Reproduce the listing verbatim.

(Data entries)
= = = =

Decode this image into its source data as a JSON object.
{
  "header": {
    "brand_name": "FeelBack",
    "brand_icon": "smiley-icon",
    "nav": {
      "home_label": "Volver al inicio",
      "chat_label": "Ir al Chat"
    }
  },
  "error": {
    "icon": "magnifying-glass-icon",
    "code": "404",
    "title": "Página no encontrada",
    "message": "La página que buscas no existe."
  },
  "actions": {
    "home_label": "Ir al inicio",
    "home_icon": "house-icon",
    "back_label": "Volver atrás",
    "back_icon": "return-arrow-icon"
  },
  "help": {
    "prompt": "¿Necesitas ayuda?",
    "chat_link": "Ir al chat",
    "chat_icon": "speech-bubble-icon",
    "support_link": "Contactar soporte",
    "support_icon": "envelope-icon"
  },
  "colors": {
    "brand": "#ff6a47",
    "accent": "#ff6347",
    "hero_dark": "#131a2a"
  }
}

= = = =

# Exercise solution:
Decode this image into its source data as a JSON object.
{
  "header": {
    "brand_name": "FeelBack",
    "brand_icon": "smiley-icon",
    "nav": {
      "home_label": "Volver al inicio",
      "chat_label": "Ir al Chat"
    }
  },
  "error": {
    "icon": "magnifying-glass-icon",
    "code": "404",
    "title": "Página no encontrada",
    "message": "La página que buscas no existe."
  },
  "actions": {
    "home_label": "Ir al inicio",
    "home_icon": "house-icon",
    "back_label": "Volver atrás",
    "back_icon": "return-arrow-icon"
  },
  "help": {
    "prompt": "¿Necesitas ayuda?",
    "chat_link": "Ir al chat",
    "chat_icon": "speech-bubble-icon",
    "support_link": "Contactar soporte",
    "support_icon": "envelope-icon"
  },
  "colors": {
    "brand": "#ff6a47",
    "accent": "#ff6347",
    "hero_dark": "#131a2a"
  }
}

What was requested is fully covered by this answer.